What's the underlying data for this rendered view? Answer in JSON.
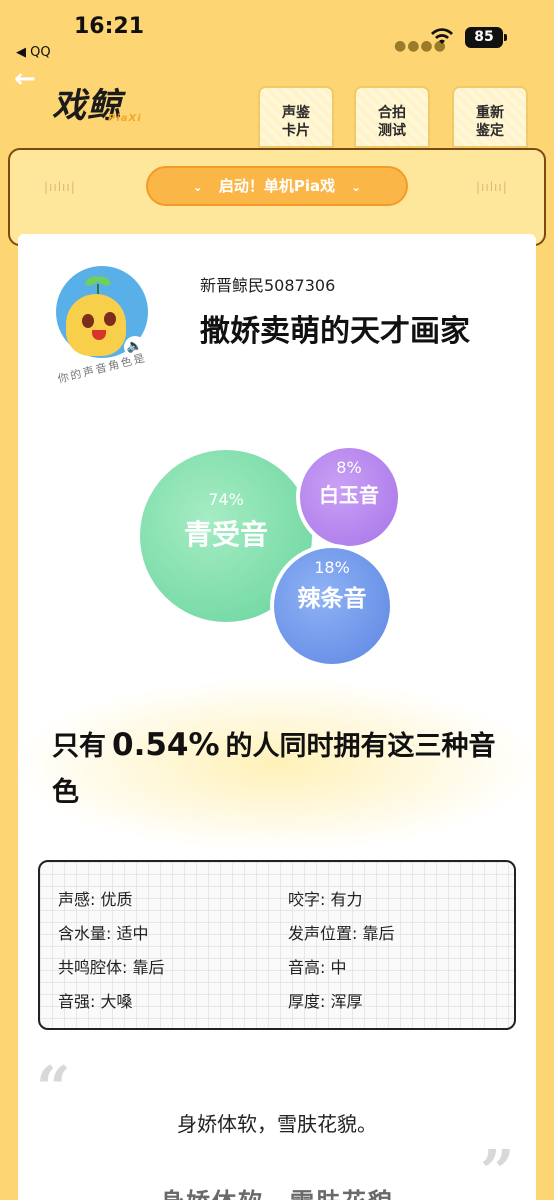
{
  "status_bar": {
    "time": "16:21",
    "back_app": "◀ QQ",
    "battery": "85"
  },
  "header": {
    "logo": "戏鲸",
    "logo_sub": "PiaXi",
    "tabs": [
      {
        "line1": "声鉴",
        "line2": "卡片"
      },
      {
        "line1": "合拍",
        "line2": "测试"
      },
      {
        "line1": "重新",
        "line2": "鉴定"
      }
    ]
  },
  "pia_button": {
    "label": "启动！单机Pia戏",
    "chevron": "⌄"
  },
  "profile": {
    "avatar_caption": "你的声音角色是",
    "username": "新晋鲸民5087306",
    "role_title": "撒娇卖萌的天才画家"
  },
  "voice_types": [
    {
      "name": "青受音",
      "percent": "74%",
      "color": "#66d49b"
    },
    {
      "name": "白玉音",
      "percent": "8%",
      "color": "#a774e8"
    },
    {
      "name": "辣条音",
      "percent": "18%",
      "color": "#5c85e2"
    }
  ],
  "rarity": {
    "prefix": "只有",
    "value": "0.54%",
    "suffix": "的人同时拥有这三种音色"
  },
  "attributes": [
    {
      "text": "声感: 优质"
    },
    {
      "text": "咬字: 有力"
    },
    {
      "text": "含水量: 适中"
    },
    {
      "text": "发声位置: 靠后"
    },
    {
      "text": "共鸣腔体: 靠后"
    },
    {
      "text": "音高: 中"
    },
    {
      "text": "音强: 大嗓"
    },
    {
      "text": "厚度: 浑厚"
    }
  ],
  "quote": {
    "open_mark": "“",
    "close_mark": "”",
    "text": "身娇体软，雪肤花貌。",
    "text_echo": "身娇体软，雪肤花貌"
  },
  "colors": {
    "background": "#fdd572",
    "accent_orange": "#fbb648",
    "highlight": "#f5c14a"
  }
}
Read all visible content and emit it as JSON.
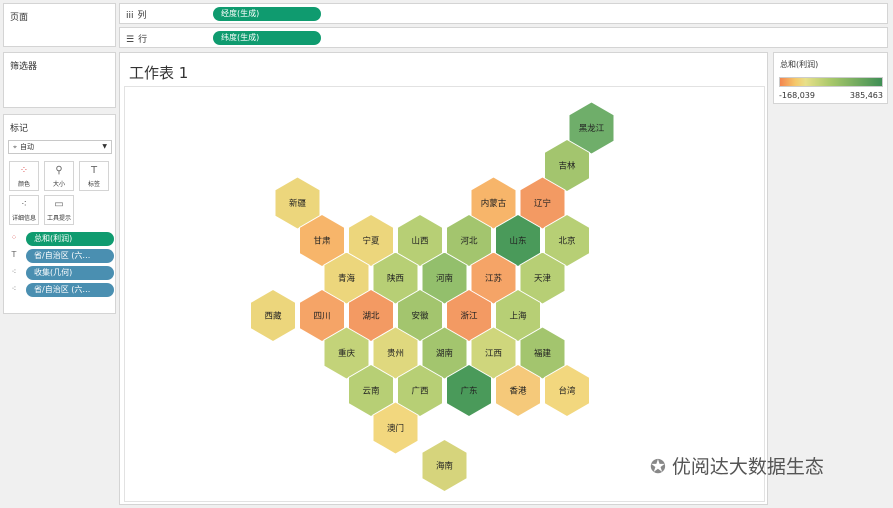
{
  "pages_panel": {
    "title": "页面"
  },
  "filters_panel": {
    "title": "筛选器"
  },
  "marks_panel": {
    "title": "标记",
    "mark_type": "自动",
    "cards": [
      {
        "label": "颜色",
        "icon": "color-dots-icon"
      },
      {
        "label": "大小",
        "icon": "size-icon"
      },
      {
        "label": "标签",
        "icon": "label-icon"
      },
      {
        "label": "详细信息",
        "icon": "detail-icon"
      },
      {
        "label": "工具提示",
        "icon": "tooltip-icon"
      }
    ],
    "fields": [
      {
        "label": "总和(利润)",
        "icon": "color-dots-icon",
        "style": "green"
      },
      {
        "label": "省/自治区 (六…",
        "icon": "label-icon",
        "style": "blue"
      },
      {
        "label": "收集(几何)",
        "icon": "detail-icon",
        "style": "blue"
      },
      {
        "label": "省/自治区 (六…",
        "icon": "detail-icon",
        "style": "blue"
      }
    ]
  },
  "columns_shelf": {
    "label": "列",
    "pill": "经度(生成)"
  },
  "rows_shelf": {
    "label": "行",
    "pill": "纬度(生成)"
  },
  "sheet": {
    "title": "工作表 1"
  },
  "legend": {
    "title": "总和(利润)",
    "min_label": "-168,039",
    "max_label": "385,463"
  },
  "colors": {
    "accent_green": "#0f9b6f",
    "pill_blue": "#4a8fb1"
  },
  "hexmap": {
    "cells": [
      {
        "name": "黑龙江",
        "col": 13,
        "row": 0,
        "color": "#6fae6a"
      },
      {
        "name": "吉林",
        "col": 12,
        "row": 1,
        "color": "#a3c56e"
      },
      {
        "name": "新疆",
        "col": 1,
        "row": 2,
        "color": "#ecd67c"
      },
      {
        "name": "内蒙古",
        "col": 9,
        "row": 2,
        "color": "#f7b56a"
      },
      {
        "name": "辽宁",
        "col": 11,
        "row": 2,
        "color": "#f39a63"
      },
      {
        "name": "甘肃",
        "col": 2,
        "row": 3,
        "color": "#f7b56a"
      },
      {
        "name": "宁夏",
        "col": 4,
        "row": 3,
        "color": "#ecd67c"
      },
      {
        "name": "山西",
        "col": 6,
        "row": 3,
        "color": "#b7cf75"
      },
      {
        "name": "河北",
        "col": 8,
        "row": 3,
        "color": "#a3c56e"
      },
      {
        "name": "山东",
        "col": 10,
        "row": 3,
        "color": "#4a9a5a"
      },
      {
        "name": "北京",
        "col": 12,
        "row": 3,
        "color": "#b7cf75"
      },
      {
        "name": "青海",
        "col": 3,
        "row": 4,
        "color": "#ecd67c"
      },
      {
        "name": "陕西",
        "col": 5,
        "row": 4,
        "color": "#b7cf75"
      },
      {
        "name": "河南",
        "col": 7,
        "row": 4,
        "color": "#93bf6c"
      },
      {
        "name": "江苏",
        "col": 9,
        "row": 4,
        "color": "#f5a467"
      },
      {
        "name": "天津",
        "col": 11,
        "row": 4,
        "color": "#b7cf75"
      },
      {
        "name": "西藏",
        "col": 0,
        "row": 5,
        "color": "#ecd67c"
      },
      {
        "name": "四川",
        "col": 2,
        "row": 5,
        "color": "#f5a467"
      },
      {
        "name": "湖北",
        "col": 4,
        "row": 5,
        "color": "#f39a63"
      },
      {
        "name": "安徽",
        "col": 6,
        "row": 5,
        "color": "#a3c56e"
      },
      {
        "name": "浙江",
        "col": 8,
        "row": 5,
        "color": "#f39a63"
      },
      {
        "name": "上海",
        "col": 10,
        "row": 5,
        "color": "#b7cf75"
      },
      {
        "name": "重庆",
        "col": 3,
        "row": 6,
        "color": "#c3d379"
      },
      {
        "name": "贵州",
        "col": 5,
        "row": 6,
        "color": "#dfd87e"
      },
      {
        "name": "湖南",
        "col": 7,
        "row": 6,
        "color": "#a3c56e"
      },
      {
        "name": "江西",
        "col": 9,
        "row": 6,
        "color": "#cfd67c"
      },
      {
        "name": "福建",
        "col": 11,
        "row": 6,
        "color": "#a3c56e"
      },
      {
        "name": "云南",
        "col": 4,
        "row": 7,
        "color": "#b7cf75"
      },
      {
        "name": "广西",
        "col": 6,
        "row": 7,
        "color": "#b7cf75"
      },
      {
        "name": "广东",
        "col": 8,
        "row": 7,
        "color": "#4a9a5a"
      },
      {
        "name": "香港",
        "col": 10,
        "row": 7,
        "color": "#f5c97a"
      },
      {
        "name": "台湾",
        "col": 12,
        "row": 7,
        "color": "#f2d77e"
      },
      {
        "name": "澳门",
        "col": 5,
        "row": 8,
        "color": "#f2d77e"
      },
      {
        "name": "海南",
        "col": 7,
        "row": 9,
        "color": "#d6d47c"
      }
    ]
  },
  "watermark": {
    "text": "优阅达大数据生态",
    "icon": "wechat-icon"
  }
}
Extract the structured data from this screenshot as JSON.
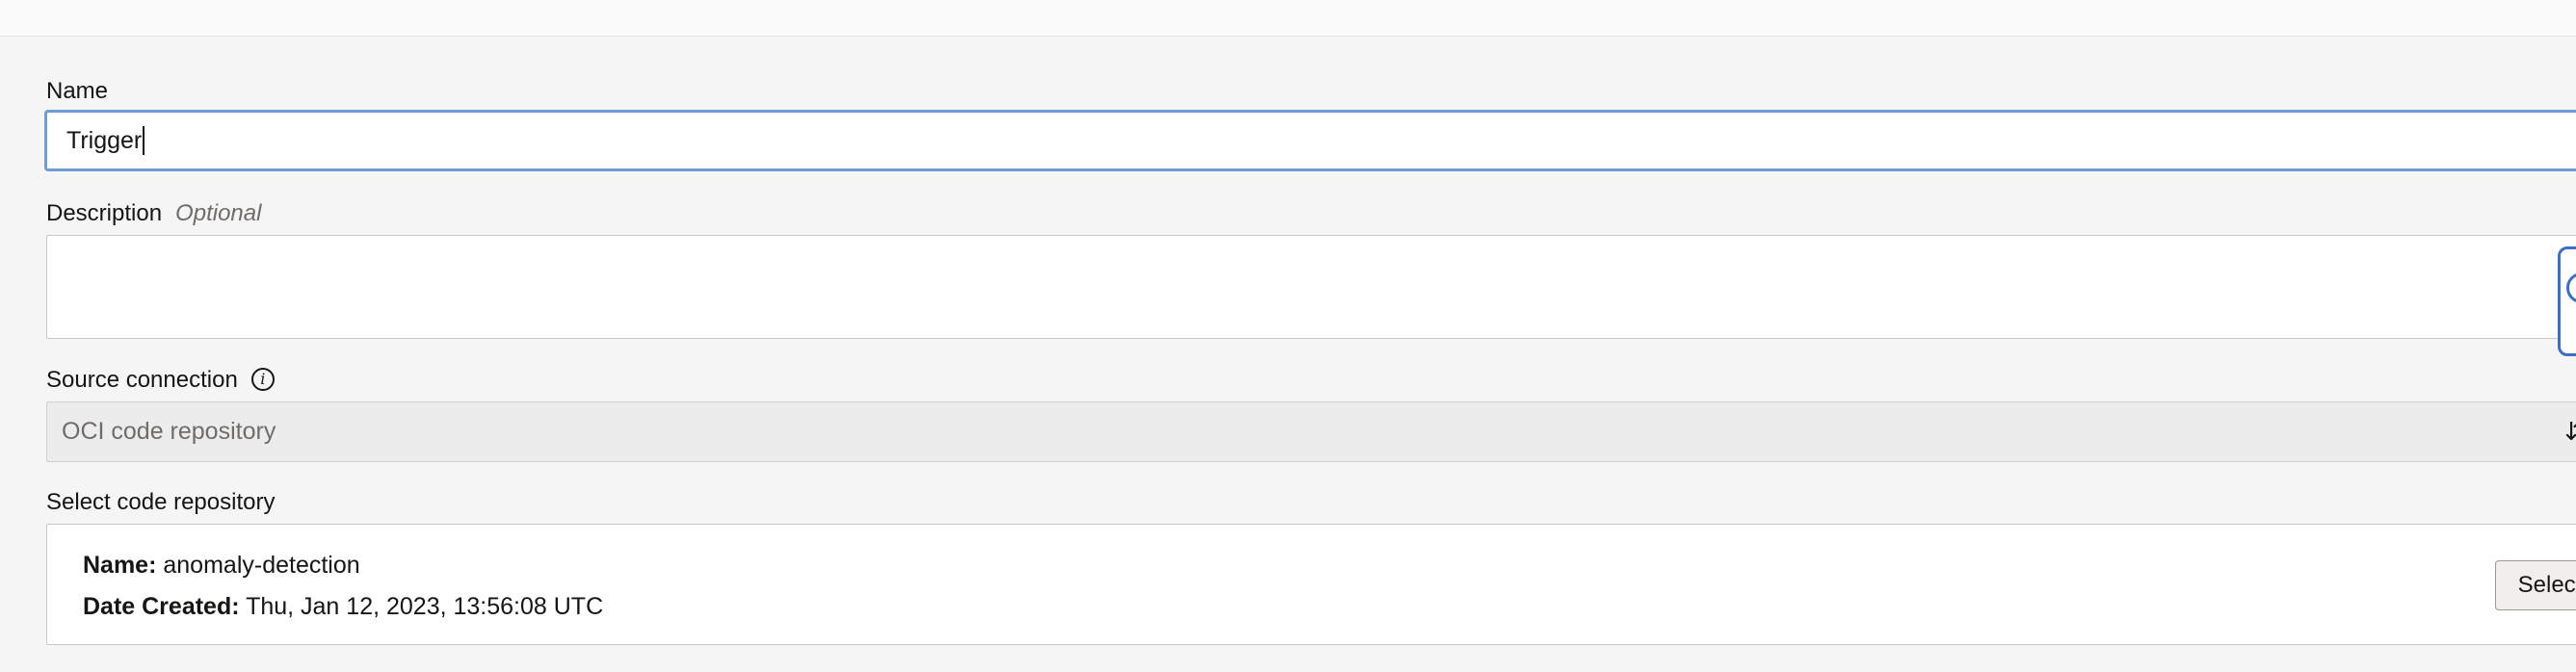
{
  "form": {
    "name_label": "Name",
    "name_value": "Trigger",
    "description_label": "Description",
    "description_optional": "Optional",
    "description_value": "",
    "source_connection_label": "Source connection",
    "source_connection_value": "OCI code repository",
    "code_repository_label": "Select code repository"
  },
  "repository": {
    "name_key": "Name:",
    "name_value": "anomaly-detection",
    "date_key": "Date Created:",
    "date_value": "Thu, Jan 12, 2023, 13:56:08 UTC",
    "select_button_label": "Select"
  },
  "icons": {
    "info": "info-icon",
    "updown": "select-updown-icon",
    "floating": "help-float-icon"
  },
  "colors": {
    "focus_border": "#6f9bd6",
    "page_background": "#f5f5f5",
    "disabled_select": "#ececec"
  }
}
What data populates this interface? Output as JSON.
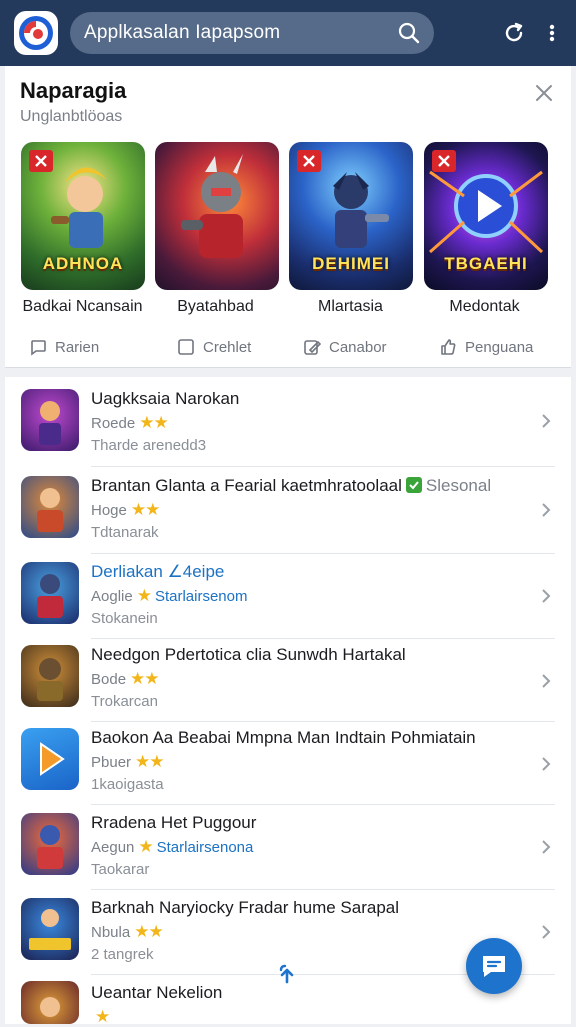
{
  "search": {
    "placeholder": "Applkasalan Iapapsom"
  },
  "icons": {
    "logo": "app-logo",
    "search": "search-icon",
    "refresh": "refresh-icon",
    "more": "more-vertical-icon",
    "close": "close-icon",
    "chevron": "chevron-right-icon",
    "fab": "chat-icon",
    "reload": "reload-icon"
  },
  "colors": {
    "topbar": "#243a5c",
    "search_bg": "#566b89",
    "accent": "#1e73cc",
    "star": "#f2b61a",
    "badge_red": "#d9262b",
    "badge_green": "#3aa33a"
  },
  "featured": {
    "title": "Naparagia",
    "subtitle": "Unglanbtlöoas",
    "tiles": [
      {
        "label": "Badkai Ncansain",
        "art_text": "ADHNOA"
      },
      {
        "label": "Byatahbad",
        "art_text": ""
      },
      {
        "label": "Mlartasia",
        "art_text": "DEHIMEI"
      },
      {
        "label": "Medontak",
        "art_text": "TBGAEHI"
      }
    ],
    "actions": [
      {
        "label": "Rarien",
        "icon": "speech-bubble-icon"
      },
      {
        "label": "Crehlet",
        "icon": "square-icon"
      },
      {
        "label": "Canabor",
        "icon": "edit-icon"
      },
      {
        "label": "Penguana",
        "icon": "thumb-icon"
      }
    ]
  },
  "list": [
    {
      "title": "Uagkksaia Narokan",
      "meta": "Roede",
      "stars": "★★",
      "extra": "",
      "sub": "Tharde arenedd3",
      "link": false
    },
    {
      "title": "Brantan Glanta a Fearial kaetmhratoolaal",
      "badge_text": "Slesonal",
      "meta": "Hoge",
      "stars": "★★",
      "extra": "",
      "sub": "Tdtanarak",
      "link": false
    },
    {
      "title": "Derliakan ∠4eipe",
      "meta": "Aoglie",
      "stars": "★",
      "extra": "Starlairsenom",
      "sub": "Stokanein",
      "link": true
    },
    {
      "title": "Needgon Pdertotica clia Sunwdh Hartakal",
      "meta": "Bode",
      "stars": "★★",
      "extra": "",
      "sub": "Trokarcan",
      "link": false
    },
    {
      "title": "Baokon Aa Beabai Mmpna Man Indtain Pohmiatain",
      "meta": "Pbuer",
      "stars": "★★",
      "extra": "",
      "sub": "1kaoigasta",
      "link": false
    },
    {
      "title": "Rradena Het Puggour",
      "meta": "Aegun",
      "stars": "★",
      "extra": "Starlairsenona",
      "sub": "Taokarar",
      "link": false
    },
    {
      "title": "Barknah Naryiocky Fradar hume Sarapal",
      "meta": "Nbula",
      "stars": "★★",
      "extra": "",
      "sub": "2 tangrek",
      "link": false
    },
    {
      "title": "Ueantar Nekelion",
      "meta": "",
      "stars": "★",
      "extra": "",
      "sub": "",
      "link": false
    }
  ]
}
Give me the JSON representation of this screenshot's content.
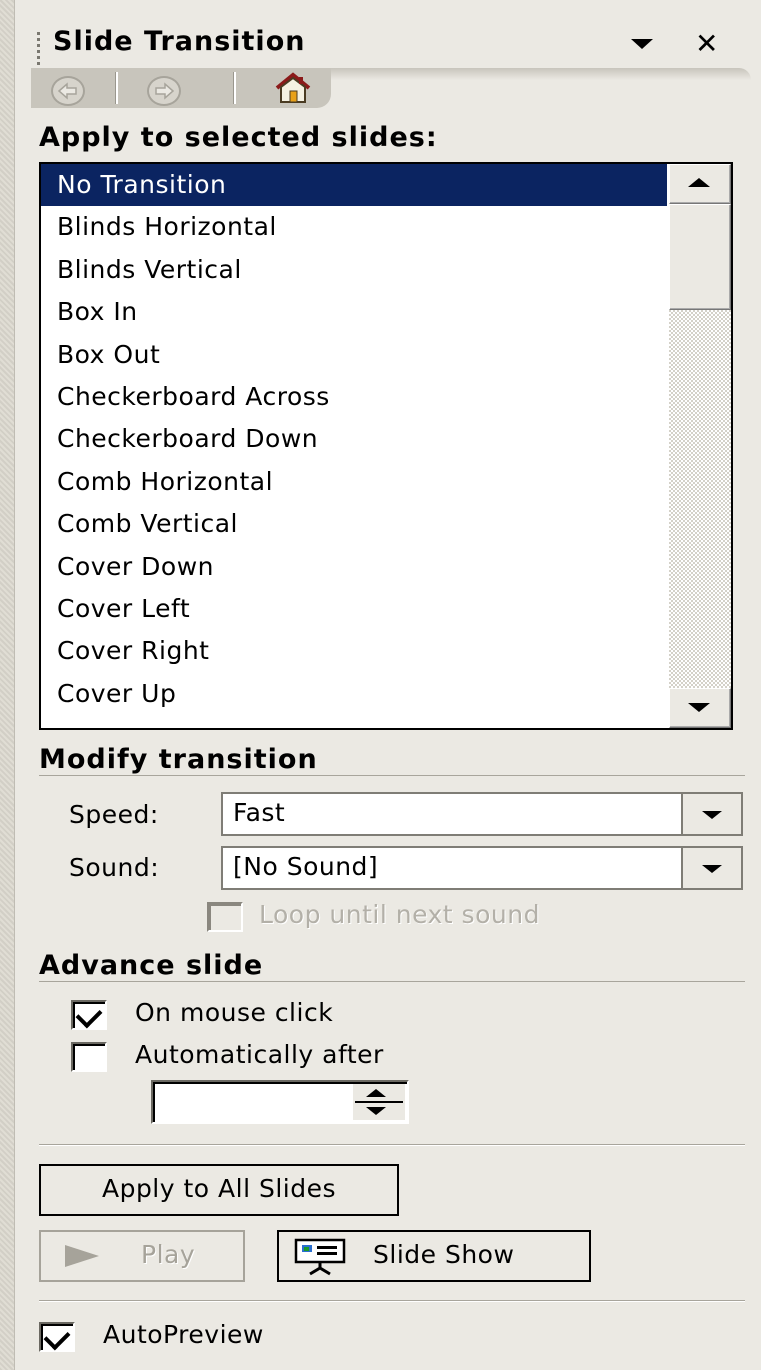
▬▬▬
From the data, list each line in which the string "chevron" appears.

    "chevron": "⌄"
    "chevron": "chevron-right-icon",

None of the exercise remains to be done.